[Entries taken from a collection]

• • • •

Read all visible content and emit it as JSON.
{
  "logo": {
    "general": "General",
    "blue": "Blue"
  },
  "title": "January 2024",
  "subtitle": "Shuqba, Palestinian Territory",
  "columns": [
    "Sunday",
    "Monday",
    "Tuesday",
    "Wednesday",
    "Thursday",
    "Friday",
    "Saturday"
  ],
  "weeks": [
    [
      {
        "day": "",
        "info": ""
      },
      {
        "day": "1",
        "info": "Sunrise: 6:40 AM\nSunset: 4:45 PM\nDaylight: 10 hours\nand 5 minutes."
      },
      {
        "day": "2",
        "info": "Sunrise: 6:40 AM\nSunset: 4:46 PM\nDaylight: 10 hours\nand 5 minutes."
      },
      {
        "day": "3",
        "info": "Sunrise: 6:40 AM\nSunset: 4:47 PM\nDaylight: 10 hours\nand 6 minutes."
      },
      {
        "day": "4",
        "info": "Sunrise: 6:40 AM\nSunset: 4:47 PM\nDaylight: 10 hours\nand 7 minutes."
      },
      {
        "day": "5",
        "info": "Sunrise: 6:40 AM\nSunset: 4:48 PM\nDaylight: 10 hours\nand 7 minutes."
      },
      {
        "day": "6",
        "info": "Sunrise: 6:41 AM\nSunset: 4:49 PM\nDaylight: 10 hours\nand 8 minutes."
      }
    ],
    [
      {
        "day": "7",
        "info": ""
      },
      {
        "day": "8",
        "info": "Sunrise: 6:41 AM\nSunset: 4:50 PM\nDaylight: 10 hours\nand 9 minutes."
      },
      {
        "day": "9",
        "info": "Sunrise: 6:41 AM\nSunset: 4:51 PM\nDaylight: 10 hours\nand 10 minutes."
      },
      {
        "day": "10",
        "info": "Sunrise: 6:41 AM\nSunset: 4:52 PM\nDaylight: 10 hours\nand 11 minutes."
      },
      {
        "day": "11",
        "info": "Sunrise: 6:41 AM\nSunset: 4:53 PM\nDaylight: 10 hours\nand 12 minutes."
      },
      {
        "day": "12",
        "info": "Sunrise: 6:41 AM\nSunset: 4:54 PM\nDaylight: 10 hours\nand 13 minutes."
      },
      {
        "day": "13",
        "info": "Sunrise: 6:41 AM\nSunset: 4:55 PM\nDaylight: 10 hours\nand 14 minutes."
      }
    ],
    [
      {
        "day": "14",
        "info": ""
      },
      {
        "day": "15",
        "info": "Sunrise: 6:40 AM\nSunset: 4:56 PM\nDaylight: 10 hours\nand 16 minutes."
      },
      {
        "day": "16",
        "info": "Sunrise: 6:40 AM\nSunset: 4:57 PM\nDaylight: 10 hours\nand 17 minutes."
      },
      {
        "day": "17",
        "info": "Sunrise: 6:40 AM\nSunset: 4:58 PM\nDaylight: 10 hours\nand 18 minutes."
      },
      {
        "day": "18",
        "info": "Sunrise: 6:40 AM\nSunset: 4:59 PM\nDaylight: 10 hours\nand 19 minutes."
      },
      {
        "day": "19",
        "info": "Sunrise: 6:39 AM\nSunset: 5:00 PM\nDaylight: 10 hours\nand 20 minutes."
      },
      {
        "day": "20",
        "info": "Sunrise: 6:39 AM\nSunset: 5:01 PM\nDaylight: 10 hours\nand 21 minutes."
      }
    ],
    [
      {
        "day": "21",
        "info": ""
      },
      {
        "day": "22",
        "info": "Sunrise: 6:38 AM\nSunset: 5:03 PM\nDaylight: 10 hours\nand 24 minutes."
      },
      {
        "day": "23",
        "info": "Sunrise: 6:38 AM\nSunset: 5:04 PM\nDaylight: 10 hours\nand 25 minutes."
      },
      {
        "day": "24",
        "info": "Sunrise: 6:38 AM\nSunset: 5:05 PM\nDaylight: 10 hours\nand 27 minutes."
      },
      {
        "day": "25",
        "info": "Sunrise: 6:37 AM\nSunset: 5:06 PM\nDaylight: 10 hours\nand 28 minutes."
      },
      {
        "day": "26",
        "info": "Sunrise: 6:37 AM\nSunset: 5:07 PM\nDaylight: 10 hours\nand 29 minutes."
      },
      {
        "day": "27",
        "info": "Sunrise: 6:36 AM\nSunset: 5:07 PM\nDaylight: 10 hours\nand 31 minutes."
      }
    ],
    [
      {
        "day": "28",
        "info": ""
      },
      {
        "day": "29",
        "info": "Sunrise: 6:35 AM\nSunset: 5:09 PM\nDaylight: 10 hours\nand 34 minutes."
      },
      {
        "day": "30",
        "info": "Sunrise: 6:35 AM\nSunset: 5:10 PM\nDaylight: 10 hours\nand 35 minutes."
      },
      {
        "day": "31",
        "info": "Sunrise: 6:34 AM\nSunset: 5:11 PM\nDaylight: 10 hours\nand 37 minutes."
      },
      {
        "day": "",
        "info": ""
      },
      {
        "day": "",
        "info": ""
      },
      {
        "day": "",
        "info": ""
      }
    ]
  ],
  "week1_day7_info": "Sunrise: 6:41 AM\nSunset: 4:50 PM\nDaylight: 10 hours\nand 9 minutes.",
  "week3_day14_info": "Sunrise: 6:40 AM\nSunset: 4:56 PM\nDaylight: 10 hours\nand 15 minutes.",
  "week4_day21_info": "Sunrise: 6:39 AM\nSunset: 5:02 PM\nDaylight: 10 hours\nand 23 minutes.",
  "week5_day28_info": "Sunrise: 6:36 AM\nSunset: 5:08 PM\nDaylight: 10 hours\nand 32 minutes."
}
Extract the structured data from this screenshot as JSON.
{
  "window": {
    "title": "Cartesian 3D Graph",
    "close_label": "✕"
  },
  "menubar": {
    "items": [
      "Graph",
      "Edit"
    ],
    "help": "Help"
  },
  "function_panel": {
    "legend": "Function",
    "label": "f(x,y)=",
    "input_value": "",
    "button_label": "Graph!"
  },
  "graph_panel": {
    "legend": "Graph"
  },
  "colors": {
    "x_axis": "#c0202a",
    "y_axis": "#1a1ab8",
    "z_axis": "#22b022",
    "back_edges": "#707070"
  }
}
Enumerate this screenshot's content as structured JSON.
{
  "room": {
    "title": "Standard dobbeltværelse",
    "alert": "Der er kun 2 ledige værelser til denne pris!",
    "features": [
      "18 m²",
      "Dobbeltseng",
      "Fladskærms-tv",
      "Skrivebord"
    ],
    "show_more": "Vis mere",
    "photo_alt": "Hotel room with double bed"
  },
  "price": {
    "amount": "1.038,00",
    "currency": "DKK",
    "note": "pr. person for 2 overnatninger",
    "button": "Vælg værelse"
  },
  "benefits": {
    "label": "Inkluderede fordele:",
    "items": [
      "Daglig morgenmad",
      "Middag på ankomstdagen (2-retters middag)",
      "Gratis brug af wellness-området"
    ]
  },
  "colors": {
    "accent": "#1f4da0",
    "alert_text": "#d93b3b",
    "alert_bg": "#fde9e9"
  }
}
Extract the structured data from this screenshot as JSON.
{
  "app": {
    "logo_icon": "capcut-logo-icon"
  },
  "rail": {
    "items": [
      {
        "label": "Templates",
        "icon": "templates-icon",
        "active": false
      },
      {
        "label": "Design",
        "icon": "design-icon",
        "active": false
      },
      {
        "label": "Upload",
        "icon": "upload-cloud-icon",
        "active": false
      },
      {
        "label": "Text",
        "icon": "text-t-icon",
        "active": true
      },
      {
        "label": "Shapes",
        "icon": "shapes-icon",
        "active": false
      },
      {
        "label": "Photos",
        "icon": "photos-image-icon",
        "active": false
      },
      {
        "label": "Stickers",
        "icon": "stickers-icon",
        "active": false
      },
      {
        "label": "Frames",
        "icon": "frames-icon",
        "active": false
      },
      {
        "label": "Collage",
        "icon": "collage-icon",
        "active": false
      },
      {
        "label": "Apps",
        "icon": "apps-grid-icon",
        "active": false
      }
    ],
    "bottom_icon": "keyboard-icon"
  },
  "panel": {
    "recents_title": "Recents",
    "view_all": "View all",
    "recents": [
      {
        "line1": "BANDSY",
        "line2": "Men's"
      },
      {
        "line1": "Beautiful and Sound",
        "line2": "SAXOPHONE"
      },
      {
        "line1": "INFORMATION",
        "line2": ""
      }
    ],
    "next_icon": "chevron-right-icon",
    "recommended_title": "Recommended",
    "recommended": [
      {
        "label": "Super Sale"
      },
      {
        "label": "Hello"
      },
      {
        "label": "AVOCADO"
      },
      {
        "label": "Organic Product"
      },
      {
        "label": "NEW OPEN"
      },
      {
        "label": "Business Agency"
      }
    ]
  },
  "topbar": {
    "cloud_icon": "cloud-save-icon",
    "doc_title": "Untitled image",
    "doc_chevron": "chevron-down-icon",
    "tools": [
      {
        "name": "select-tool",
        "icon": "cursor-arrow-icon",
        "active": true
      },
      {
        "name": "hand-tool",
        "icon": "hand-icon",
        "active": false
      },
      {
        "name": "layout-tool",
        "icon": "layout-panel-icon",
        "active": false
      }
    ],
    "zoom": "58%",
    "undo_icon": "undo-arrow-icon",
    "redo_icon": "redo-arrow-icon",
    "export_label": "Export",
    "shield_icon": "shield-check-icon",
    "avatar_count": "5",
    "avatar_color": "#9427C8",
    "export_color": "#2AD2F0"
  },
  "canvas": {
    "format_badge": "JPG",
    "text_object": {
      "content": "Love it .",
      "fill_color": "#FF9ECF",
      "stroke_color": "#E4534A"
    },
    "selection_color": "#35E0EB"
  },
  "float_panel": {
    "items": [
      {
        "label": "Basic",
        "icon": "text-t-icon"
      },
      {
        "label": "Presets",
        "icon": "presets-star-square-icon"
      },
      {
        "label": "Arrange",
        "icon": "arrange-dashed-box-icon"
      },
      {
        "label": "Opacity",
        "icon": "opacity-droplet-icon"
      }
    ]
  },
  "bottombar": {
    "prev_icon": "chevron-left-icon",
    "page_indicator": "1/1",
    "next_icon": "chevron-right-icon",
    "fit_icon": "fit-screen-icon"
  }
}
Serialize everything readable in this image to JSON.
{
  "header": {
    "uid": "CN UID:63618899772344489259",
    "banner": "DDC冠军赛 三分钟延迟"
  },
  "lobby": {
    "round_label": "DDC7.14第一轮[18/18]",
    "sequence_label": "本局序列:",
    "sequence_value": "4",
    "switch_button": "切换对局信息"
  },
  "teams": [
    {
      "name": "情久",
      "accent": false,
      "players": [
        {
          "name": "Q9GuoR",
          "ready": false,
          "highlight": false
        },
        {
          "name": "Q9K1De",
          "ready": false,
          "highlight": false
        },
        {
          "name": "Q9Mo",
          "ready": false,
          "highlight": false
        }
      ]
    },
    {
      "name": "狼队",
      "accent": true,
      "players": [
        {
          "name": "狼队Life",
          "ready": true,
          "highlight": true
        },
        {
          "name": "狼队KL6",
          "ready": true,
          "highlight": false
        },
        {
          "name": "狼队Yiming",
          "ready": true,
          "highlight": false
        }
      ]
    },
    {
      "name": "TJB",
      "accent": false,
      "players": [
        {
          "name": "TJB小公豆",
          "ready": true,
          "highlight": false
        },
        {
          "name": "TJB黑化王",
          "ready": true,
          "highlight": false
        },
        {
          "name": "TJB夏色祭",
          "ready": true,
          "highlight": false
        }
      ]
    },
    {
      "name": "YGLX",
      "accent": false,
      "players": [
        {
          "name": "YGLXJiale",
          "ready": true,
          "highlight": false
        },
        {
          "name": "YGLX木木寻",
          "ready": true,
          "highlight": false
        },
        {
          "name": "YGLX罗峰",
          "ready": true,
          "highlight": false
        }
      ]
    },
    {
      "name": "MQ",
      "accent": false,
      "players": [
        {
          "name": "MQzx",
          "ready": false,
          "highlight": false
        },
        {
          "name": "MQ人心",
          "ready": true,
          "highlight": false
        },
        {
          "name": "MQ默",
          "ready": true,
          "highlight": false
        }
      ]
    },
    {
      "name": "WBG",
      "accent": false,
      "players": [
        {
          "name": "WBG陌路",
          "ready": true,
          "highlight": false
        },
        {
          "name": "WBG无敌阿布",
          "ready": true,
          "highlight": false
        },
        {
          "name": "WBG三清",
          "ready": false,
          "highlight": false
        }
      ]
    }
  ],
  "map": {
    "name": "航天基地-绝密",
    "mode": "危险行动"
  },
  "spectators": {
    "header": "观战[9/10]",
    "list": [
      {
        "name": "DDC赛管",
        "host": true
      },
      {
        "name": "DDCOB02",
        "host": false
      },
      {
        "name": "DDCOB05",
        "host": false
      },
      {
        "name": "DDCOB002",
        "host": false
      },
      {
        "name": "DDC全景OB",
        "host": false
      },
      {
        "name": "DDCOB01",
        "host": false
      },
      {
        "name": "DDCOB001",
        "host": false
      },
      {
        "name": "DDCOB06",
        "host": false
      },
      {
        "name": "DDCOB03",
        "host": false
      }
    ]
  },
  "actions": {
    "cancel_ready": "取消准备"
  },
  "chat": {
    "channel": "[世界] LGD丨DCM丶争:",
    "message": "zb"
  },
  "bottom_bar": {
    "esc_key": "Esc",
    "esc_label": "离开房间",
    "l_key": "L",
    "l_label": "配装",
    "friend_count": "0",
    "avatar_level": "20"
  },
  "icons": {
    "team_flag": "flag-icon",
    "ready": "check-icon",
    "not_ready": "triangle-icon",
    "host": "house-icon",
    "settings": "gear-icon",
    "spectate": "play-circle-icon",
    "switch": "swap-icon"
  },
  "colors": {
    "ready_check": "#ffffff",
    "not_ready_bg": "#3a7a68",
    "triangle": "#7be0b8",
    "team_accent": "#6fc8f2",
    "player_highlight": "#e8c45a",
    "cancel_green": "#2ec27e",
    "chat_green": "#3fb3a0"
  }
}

• • • •

• _Aim of the exercise_:
Among the entries, how many lines include the word "chevron"? Answer with a single number and nothing further.

• _The answer_:
4